▸ **DATA TO PROCESS**:
━━━

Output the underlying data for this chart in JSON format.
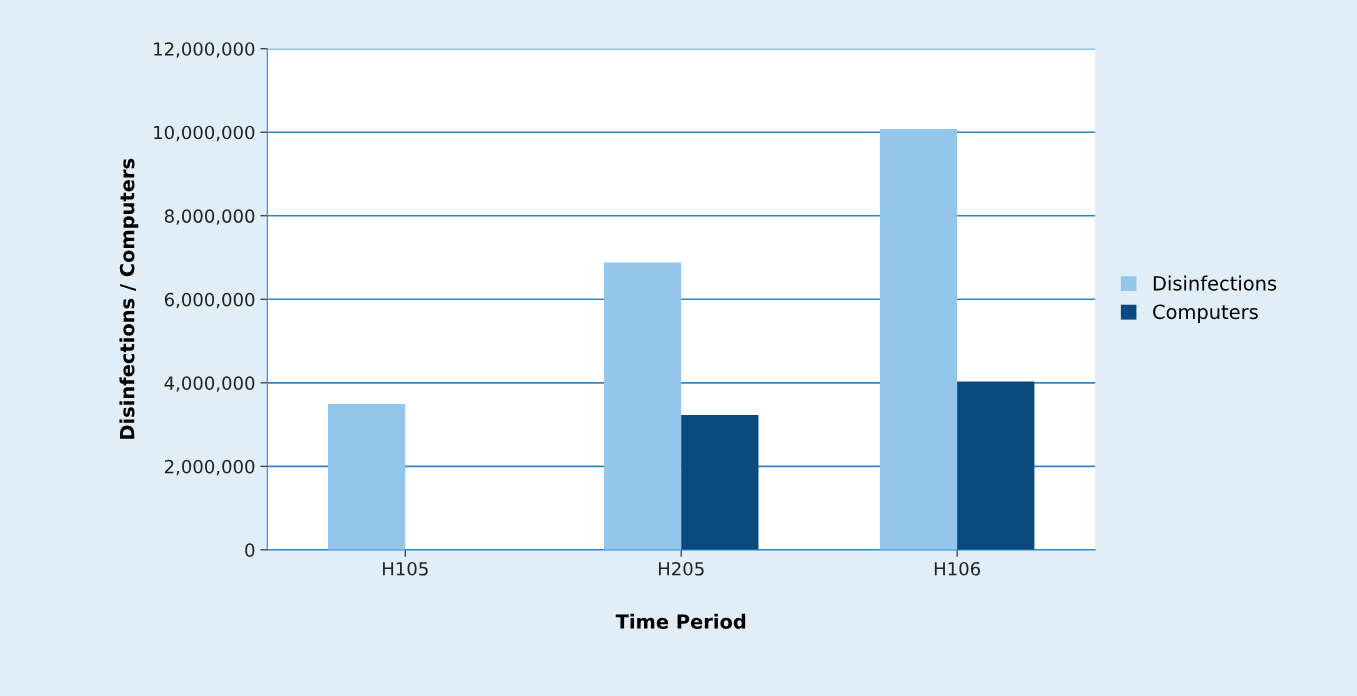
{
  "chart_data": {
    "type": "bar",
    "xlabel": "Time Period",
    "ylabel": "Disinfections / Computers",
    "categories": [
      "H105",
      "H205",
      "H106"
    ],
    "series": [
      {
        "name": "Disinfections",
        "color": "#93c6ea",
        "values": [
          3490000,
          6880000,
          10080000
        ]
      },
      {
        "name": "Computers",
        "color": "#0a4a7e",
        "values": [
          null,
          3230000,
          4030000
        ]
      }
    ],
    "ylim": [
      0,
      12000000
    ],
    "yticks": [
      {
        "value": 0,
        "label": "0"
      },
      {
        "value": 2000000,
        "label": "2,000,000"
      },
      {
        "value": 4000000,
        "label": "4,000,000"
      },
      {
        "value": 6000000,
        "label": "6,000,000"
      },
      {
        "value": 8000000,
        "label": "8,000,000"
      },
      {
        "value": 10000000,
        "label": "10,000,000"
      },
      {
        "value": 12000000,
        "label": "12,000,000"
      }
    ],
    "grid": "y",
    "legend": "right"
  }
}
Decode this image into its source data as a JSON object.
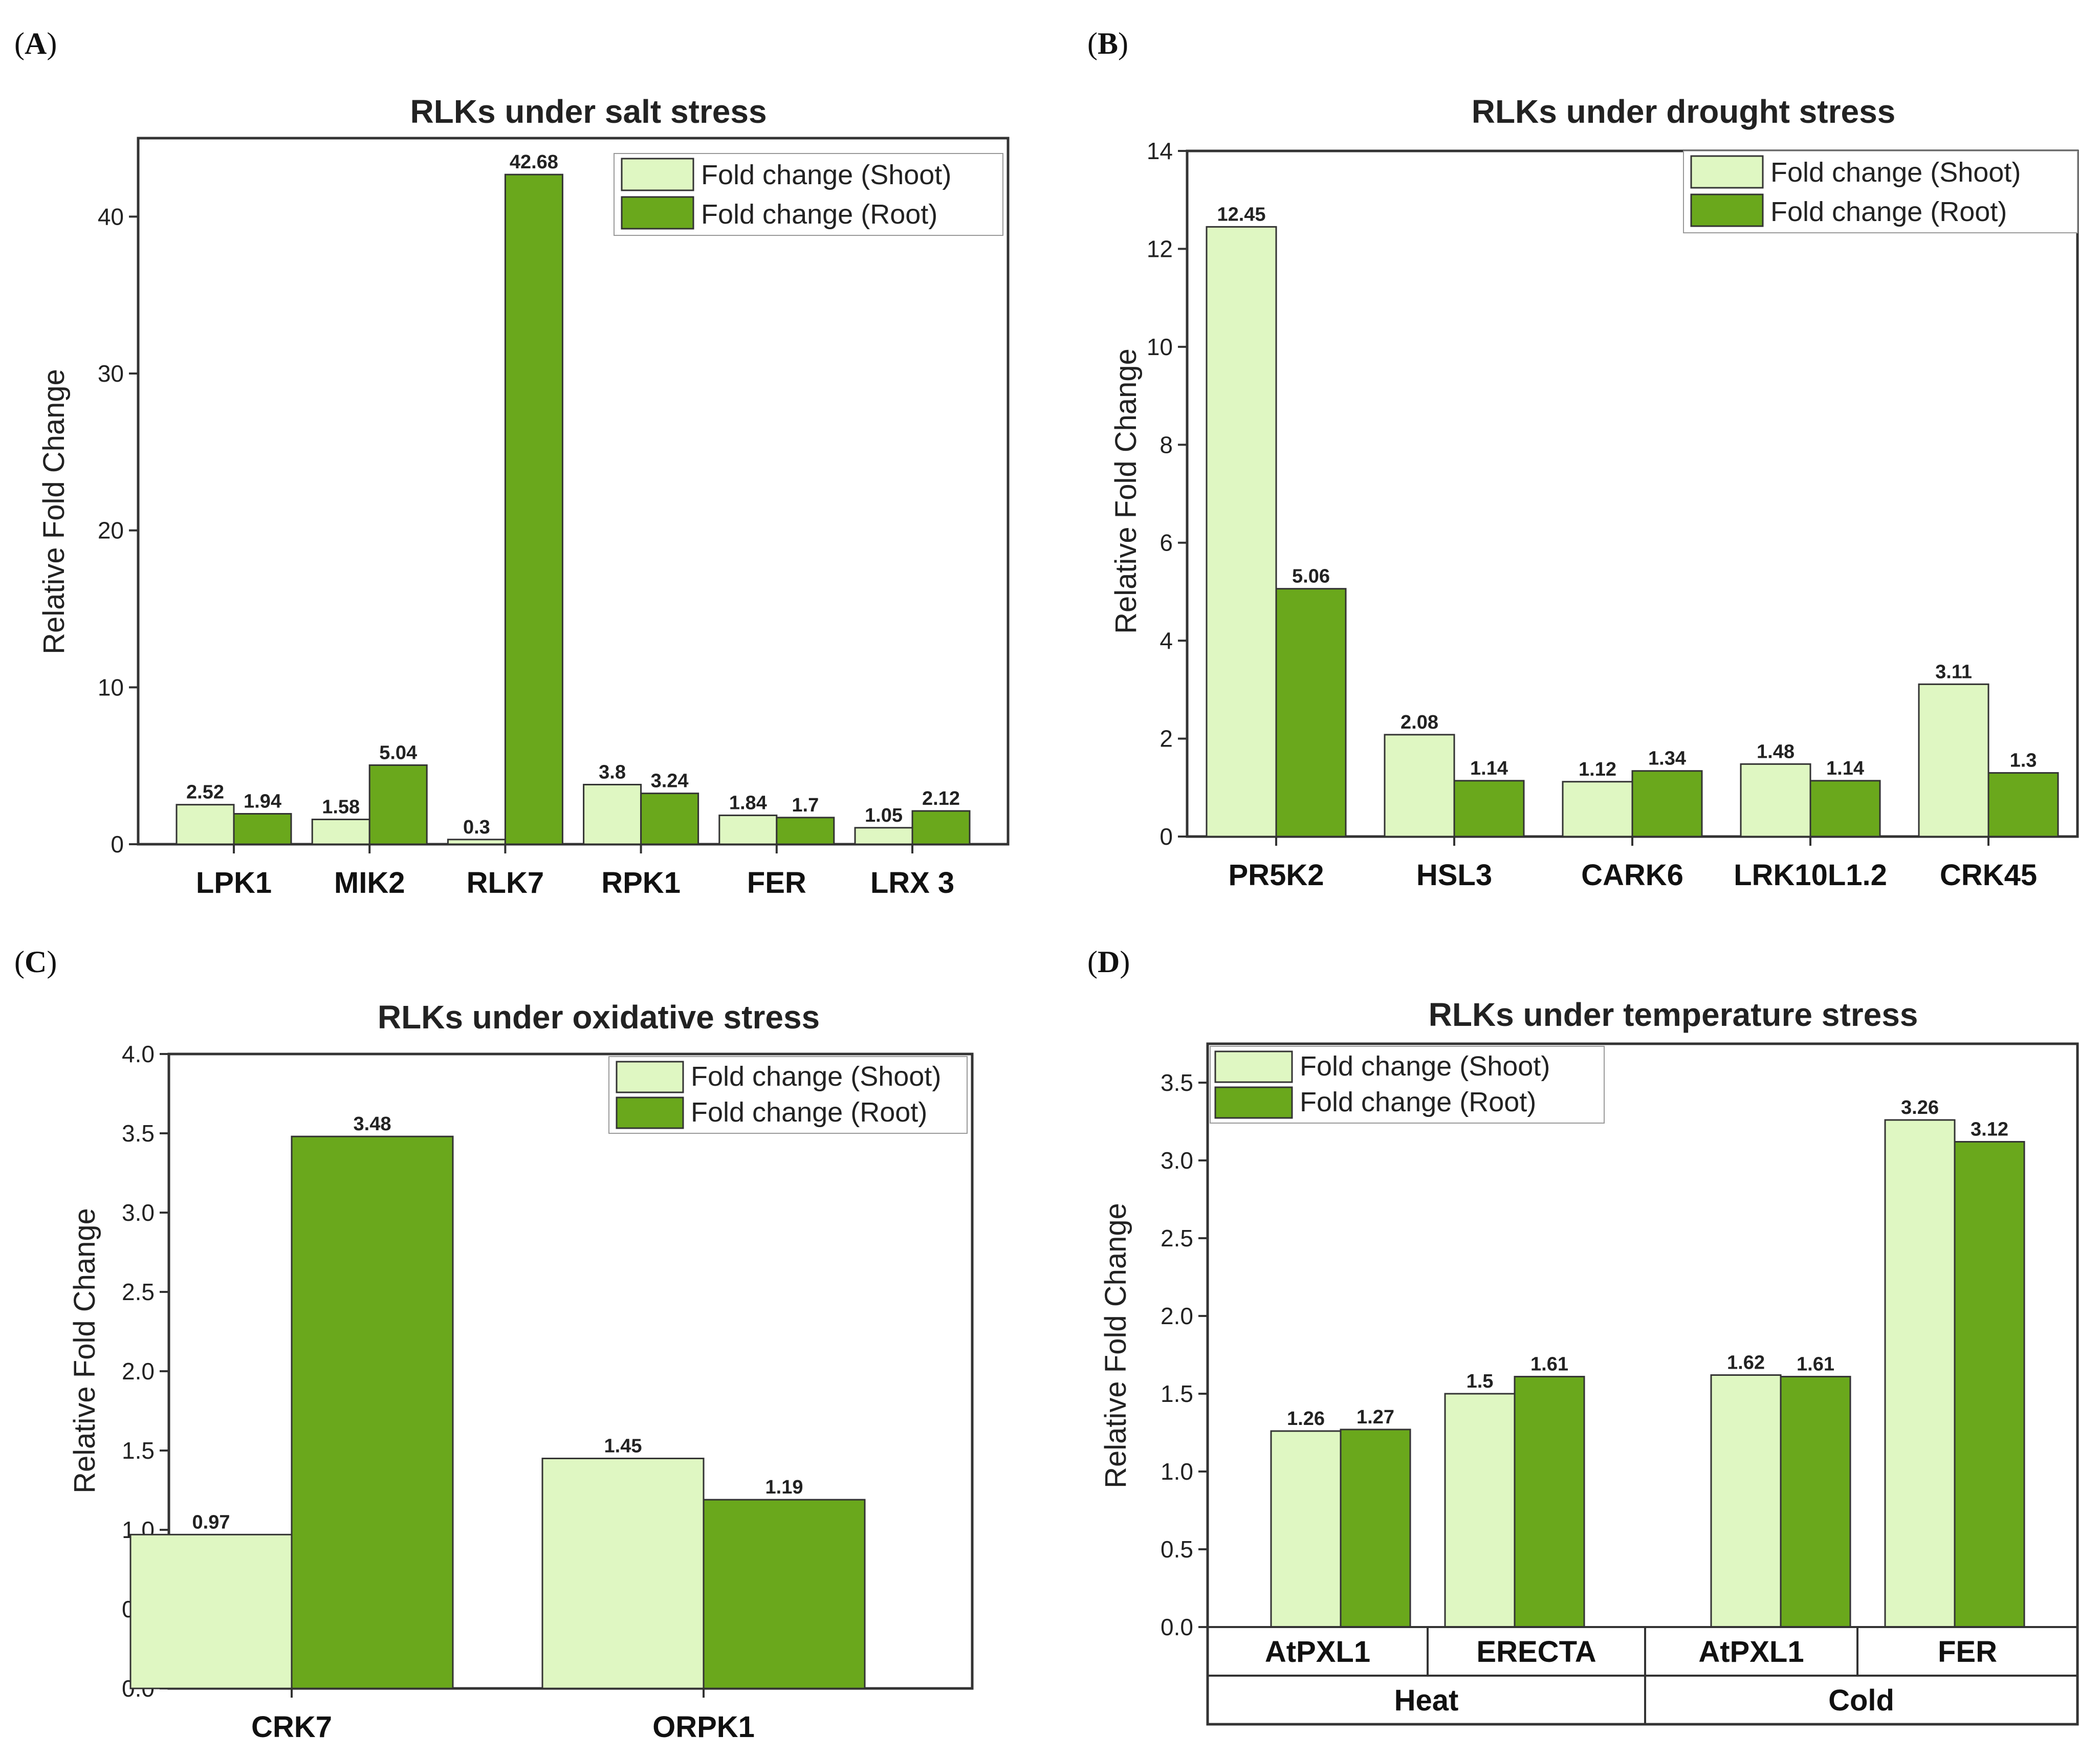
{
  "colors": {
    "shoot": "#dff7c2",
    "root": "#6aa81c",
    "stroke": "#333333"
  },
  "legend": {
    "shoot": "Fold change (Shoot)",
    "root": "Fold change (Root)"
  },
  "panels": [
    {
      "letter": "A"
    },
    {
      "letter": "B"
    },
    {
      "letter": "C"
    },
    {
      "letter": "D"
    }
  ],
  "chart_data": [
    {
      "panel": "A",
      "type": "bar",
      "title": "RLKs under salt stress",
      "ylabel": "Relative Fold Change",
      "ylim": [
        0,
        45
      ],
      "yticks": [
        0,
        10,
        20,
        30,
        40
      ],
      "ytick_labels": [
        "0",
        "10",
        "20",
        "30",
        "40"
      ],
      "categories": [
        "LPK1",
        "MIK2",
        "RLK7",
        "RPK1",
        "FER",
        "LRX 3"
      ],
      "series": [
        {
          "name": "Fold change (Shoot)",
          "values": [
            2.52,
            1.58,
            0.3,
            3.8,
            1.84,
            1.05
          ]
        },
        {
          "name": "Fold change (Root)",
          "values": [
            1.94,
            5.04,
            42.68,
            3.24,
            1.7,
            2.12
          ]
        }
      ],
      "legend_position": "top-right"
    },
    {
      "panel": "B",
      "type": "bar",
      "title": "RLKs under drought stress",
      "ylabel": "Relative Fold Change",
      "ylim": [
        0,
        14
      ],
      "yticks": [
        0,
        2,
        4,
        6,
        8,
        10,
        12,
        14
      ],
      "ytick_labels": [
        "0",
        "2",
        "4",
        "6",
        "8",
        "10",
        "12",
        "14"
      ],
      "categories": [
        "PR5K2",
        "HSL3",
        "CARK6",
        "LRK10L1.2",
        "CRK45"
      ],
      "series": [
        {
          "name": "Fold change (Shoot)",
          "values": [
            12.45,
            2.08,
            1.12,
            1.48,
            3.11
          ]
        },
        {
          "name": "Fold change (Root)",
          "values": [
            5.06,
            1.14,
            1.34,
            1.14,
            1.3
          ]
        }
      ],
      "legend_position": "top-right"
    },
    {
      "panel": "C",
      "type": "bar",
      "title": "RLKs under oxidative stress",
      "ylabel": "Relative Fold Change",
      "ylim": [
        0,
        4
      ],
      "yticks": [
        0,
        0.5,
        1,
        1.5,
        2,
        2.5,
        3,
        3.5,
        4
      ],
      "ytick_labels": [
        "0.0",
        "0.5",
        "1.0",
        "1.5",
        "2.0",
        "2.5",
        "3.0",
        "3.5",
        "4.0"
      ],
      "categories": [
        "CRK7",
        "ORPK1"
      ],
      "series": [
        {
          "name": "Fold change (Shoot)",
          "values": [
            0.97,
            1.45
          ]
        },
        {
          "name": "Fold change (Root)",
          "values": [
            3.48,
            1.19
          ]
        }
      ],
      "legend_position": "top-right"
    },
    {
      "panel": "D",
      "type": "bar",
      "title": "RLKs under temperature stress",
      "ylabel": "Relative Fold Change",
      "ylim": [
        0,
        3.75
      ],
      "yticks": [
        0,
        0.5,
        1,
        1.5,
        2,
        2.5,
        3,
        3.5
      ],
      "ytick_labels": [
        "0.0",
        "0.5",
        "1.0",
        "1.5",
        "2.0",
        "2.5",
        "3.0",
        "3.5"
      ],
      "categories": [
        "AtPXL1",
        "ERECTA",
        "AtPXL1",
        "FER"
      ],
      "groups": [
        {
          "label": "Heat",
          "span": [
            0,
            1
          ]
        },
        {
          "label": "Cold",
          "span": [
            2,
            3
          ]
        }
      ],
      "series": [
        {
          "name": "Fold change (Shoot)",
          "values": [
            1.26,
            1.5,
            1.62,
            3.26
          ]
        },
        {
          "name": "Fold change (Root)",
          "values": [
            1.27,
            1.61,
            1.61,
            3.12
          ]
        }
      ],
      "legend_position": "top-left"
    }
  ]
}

━━━

Exclude every picture and copy the remaining data exactly.

Output the underlying data for this chart in JSON format.
{
  "chart_data": {
    "type": "bar",
    "xlabel": "Time Period",
    "ylabel": "Disinfections / Computers",
    "categories": [
      "H105",
      "H205",
      "H106"
    ],
    "series": [
      {
        "name": "Disinfections",
        "color": "#93c6ea",
        "values": [
          3490000,
          6880000,
          10080000
        ]
      },
      {
        "name": "Computers",
        "color": "#0a4a7e",
        "values": [
          null,
          3230000,
          4030000
        ]
      }
    ],
    "ylim": [
      0,
      12000000
    ],
    "yticks": [
      {
        "value": 0,
        "label": "0"
      },
      {
        "value": 2000000,
        "label": "2,000,000"
      },
      {
        "value": 4000000,
        "label": "4,000,000"
      },
      {
        "value": 6000000,
        "label": "6,000,000"
      },
      {
        "value": 8000000,
        "label": "8,000,000"
      },
      {
        "value": 10000000,
        "label": "10,000,000"
      },
      {
        "value": 12000000,
        "label": "12,000,000"
      }
    ],
    "grid": "y",
    "legend": "right"
  }
}
Decode this image into its source data as a JSON object.
{
  "colors": {
    "shoot": "#dff7c2",
    "root": "#6aa81c",
    "stroke": "#333333"
  },
  "legend": {
    "shoot": "Fold change (Shoot)",
    "root": "Fold change (Root)"
  },
  "panels": [
    {
      "letter": "A"
    },
    {
      "letter": "B"
    },
    {
      "letter": "C"
    },
    {
      "letter": "D"
    }
  ],
  "chart_data": [
    {
      "panel": "A",
      "type": "bar",
      "title": "RLKs under salt stress",
      "ylabel": "Relative Fold Change",
      "ylim": [
        0,
        45
      ],
      "yticks": [
        0,
        10,
        20,
        30,
        40
      ],
      "ytick_labels": [
        "0",
        "10",
        "20",
        "30",
        "40"
      ],
      "categories": [
        "LPK1",
        "MIK2",
        "RLK7",
        "RPK1",
        "FER",
        "LRX 3"
      ],
      "series": [
        {
          "name": "Fold change (Shoot)",
          "values": [
            2.52,
            1.58,
            0.3,
            3.8,
            1.84,
            1.05
          ]
        },
        {
          "name": "Fold change (Root)",
          "values": [
            1.94,
            5.04,
            42.68,
            3.24,
            1.7,
            2.12
          ]
        }
      ],
      "legend_position": "top-right"
    },
    {
      "panel": "B",
      "type": "bar",
      "title": "RLKs under drought stress",
      "ylabel": "Relative Fold Change",
      "ylim": [
        0,
        14
      ],
      "yticks": [
        0,
        2,
        4,
        6,
        8,
        10,
        12,
        14
      ],
      "ytick_labels": [
        "0",
        "2",
        "4",
        "6",
        "8",
        "10",
        "12",
        "14"
      ],
      "categories": [
        "PR5K2",
        "HSL3",
        "CARK6",
        "LRK10L1.2",
        "CRK45"
      ],
      "series": [
        {
          "name": "Fold change (Shoot)",
          "values": [
            12.45,
            2.08,
            1.12,
            1.48,
            3.11
          ]
        },
        {
          "name": "Fold change (Root)",
          "values": [
            5.06,
            1.14,
            1.34,
            1.14,
            1.3
          ]
        }
      ],
      "legend_position": "top-right"
    },
    {
      "panel": "C",
      "type": "bar",
      "title": "RLKs under oxidative stress",
      "ylabel": "Relative Fold Change",
      "ylim": [
        0,
        4
      ],
      "yticks": [
        0,
        0.5,
        1,
        1.5,
        2,
        2.5,
        3,
        3.5,
        4
      ],
      "ytick_labels": [
        "0.0",
        "0.5",
        "1.0",
        "1.5",
        "2.0",
        "2.5",
        "3.0",
        "3.5",
        "4.0"
      ],
      "categories": [
        "CRK7",
        "ORPK1"
      ],
      "series": [
        {
          "name": "Fold change (Shoot)",
          "values": [
            0.97,
            1.45
          ]
        },
        {
          "name": "Fold change (Root)",
          "values": [
            3.48,
            1.19
          ]
        }
      ],
      "legend_position": "top-right"
    },
    {
      "panel": "D",
      "type": "bar",
      "title": "RLKs under temperature stress",
      "ylabel": "Relative Fold Change",
      "ylim": [
        0,
        3.75
      ],
      "yticks": [
        0,
        0.5,
        1,
        1.5,
        2,
        2.5,
        3,
        3.5
      ],
      "ytick_labels": [
        "0.0",
        "0.5",
        "1.0",
        "1.5",
        "2.0",
        "2.5",
        "3.0",
        "3.5"
      ],
      "categories": [
        "AtPXL1",
        "ERECTA",
        "AtPXL1",
        "FER"
      ],
      "groups": [
        {
          "label": "Heat",
          "span": [
            0,
            1
          ]
        },
        {
          "label": "Cold",
          "span": [
            2,
            3
          ]
        }
      ],
      "series": [
        {
          "name": "Fold change (Shoot)",
          "values": [
            1.26,
            1.5,
            1.62,
            3.26
          ]
        },
        {
          "name": "Fold change (Root)",
          "values": [
            1.27,
            1.61,
            1.61,
            3.12
          ]
        }
      ],
      "legend_position": "top-left"
    }
  ]
}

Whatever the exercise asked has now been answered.